PROBLEM DETAILS = Extract the lines that hold the string "carretera".

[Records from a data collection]
========

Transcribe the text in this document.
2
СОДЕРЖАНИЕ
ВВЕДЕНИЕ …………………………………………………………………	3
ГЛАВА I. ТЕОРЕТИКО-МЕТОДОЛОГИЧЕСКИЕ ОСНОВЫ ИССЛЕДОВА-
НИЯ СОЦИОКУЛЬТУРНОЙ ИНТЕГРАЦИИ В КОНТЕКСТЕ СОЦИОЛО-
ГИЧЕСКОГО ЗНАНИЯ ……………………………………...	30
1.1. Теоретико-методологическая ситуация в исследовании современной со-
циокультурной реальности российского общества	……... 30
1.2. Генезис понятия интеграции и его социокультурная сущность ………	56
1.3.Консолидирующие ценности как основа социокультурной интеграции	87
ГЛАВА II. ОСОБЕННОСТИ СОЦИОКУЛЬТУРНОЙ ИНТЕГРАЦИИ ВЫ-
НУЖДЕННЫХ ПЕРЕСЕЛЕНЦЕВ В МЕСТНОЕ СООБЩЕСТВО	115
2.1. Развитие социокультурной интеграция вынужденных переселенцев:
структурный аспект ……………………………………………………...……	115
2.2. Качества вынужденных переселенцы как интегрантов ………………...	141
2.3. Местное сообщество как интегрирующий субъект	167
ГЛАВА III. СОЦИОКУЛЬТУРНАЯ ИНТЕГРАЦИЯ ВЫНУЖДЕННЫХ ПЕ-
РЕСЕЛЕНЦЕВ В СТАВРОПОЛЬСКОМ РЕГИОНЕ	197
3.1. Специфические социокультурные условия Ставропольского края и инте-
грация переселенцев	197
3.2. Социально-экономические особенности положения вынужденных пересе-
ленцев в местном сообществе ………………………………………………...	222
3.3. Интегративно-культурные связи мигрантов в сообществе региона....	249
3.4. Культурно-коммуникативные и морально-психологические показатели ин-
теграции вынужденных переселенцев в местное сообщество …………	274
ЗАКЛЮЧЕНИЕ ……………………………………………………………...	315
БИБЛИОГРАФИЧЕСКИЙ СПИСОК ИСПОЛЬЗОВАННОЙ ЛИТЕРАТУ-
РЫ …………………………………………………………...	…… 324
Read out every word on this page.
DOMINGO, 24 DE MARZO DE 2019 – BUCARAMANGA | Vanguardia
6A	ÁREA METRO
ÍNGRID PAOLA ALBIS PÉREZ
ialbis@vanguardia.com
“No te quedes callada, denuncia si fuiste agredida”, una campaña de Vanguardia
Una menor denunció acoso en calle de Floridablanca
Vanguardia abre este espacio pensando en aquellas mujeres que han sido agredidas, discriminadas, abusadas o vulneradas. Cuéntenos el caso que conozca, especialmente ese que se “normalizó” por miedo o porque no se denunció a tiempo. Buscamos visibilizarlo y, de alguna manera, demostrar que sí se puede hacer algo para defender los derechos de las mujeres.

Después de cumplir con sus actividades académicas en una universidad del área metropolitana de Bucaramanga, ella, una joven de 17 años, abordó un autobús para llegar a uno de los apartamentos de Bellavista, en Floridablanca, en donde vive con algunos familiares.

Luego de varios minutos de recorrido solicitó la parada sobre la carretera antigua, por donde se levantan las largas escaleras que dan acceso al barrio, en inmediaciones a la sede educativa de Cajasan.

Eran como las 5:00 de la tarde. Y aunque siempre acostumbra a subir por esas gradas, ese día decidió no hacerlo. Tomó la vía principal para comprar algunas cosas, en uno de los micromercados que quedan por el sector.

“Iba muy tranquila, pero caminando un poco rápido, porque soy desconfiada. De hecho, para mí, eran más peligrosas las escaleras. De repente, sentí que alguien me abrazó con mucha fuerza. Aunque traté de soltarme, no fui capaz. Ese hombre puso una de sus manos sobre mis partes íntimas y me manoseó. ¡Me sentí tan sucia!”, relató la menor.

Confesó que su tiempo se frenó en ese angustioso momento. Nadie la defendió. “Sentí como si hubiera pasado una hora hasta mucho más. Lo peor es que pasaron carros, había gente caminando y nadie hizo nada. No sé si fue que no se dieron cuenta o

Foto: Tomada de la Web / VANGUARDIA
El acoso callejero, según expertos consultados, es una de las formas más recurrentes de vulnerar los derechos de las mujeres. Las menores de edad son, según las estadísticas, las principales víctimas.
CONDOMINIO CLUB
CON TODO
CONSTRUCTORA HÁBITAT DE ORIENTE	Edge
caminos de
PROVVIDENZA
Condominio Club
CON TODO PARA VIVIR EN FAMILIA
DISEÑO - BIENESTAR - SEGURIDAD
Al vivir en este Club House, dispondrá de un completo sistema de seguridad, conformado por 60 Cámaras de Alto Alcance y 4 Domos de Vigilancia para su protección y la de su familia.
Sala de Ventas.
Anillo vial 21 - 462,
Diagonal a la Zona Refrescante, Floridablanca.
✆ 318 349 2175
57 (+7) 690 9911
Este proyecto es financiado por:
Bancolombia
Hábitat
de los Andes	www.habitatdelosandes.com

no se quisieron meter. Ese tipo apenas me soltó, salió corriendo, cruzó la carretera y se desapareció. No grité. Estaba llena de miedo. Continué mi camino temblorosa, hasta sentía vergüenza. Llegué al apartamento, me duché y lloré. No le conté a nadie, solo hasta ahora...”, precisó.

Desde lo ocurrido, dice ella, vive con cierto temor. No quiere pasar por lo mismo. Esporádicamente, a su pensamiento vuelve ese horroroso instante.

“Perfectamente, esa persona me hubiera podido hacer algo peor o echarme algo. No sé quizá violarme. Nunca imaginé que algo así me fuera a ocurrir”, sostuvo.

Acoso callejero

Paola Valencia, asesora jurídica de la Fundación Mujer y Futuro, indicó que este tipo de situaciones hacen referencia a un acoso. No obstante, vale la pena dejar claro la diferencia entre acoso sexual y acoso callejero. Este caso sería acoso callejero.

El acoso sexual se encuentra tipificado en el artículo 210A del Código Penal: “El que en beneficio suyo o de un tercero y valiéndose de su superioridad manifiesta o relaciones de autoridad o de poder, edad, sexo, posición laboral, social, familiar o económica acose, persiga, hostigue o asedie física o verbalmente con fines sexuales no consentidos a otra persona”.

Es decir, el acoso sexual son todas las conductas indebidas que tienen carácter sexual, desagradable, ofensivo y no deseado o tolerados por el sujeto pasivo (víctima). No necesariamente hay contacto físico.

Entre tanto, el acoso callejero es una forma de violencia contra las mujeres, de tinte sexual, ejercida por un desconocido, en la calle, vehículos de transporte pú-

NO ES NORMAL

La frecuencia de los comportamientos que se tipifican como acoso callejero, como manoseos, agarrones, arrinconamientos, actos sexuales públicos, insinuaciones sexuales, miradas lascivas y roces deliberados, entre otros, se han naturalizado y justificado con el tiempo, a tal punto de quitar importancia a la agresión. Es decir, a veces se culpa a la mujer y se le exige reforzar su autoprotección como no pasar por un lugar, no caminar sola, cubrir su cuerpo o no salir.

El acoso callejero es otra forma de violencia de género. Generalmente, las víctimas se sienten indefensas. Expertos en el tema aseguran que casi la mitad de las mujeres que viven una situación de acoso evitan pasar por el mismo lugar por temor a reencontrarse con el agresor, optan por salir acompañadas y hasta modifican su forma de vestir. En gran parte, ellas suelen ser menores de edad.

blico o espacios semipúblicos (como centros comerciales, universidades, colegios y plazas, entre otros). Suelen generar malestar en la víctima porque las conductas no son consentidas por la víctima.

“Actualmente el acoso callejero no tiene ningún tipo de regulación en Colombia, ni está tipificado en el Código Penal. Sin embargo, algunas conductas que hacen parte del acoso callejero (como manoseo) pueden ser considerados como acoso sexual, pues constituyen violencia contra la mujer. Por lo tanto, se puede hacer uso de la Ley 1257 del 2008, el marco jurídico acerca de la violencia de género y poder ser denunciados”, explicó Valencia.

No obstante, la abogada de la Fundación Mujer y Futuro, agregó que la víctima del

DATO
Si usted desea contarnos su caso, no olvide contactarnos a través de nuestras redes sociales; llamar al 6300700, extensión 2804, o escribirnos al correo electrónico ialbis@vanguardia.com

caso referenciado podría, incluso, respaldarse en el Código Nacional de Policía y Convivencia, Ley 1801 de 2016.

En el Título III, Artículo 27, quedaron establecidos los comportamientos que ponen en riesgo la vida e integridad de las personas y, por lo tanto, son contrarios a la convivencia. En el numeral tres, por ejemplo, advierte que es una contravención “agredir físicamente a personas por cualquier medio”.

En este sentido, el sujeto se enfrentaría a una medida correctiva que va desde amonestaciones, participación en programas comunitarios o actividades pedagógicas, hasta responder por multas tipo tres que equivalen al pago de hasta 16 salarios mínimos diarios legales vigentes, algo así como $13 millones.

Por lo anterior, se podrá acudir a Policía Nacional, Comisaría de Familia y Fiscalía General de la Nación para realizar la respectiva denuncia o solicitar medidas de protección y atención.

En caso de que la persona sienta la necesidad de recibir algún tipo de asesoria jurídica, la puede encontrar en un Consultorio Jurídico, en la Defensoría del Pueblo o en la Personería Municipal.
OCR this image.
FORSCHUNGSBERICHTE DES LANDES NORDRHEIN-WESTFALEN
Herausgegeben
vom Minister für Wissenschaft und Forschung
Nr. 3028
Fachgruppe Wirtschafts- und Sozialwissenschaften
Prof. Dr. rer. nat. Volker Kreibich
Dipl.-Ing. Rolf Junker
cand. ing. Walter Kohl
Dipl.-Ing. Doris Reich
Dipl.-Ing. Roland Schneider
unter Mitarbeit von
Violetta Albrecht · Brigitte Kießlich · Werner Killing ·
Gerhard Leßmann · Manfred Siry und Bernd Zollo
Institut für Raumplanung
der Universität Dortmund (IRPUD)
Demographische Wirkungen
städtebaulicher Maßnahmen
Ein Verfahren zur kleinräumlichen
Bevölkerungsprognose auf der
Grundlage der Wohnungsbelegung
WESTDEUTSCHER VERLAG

========

SOLUTION =
Luego de varios minutos de recorrido solicitó la parada sobre la carretera antigua, por donde se levantan las largas escaleras que dan acceso al barrio, en inmediaciones a la sede educativa de Cajasan.
no se quisieron meter. Ese tipo apenas me soltó, salió corriendo, cruzó la carretera y se desapareció. No grité. Estaba llena de miedo. Continué mi camino temblorosa, hasta sentía vergüenza. Llegué al apartamento, me duché y lloré. No le conté a nadie, solo hasta ahora...”, precisó.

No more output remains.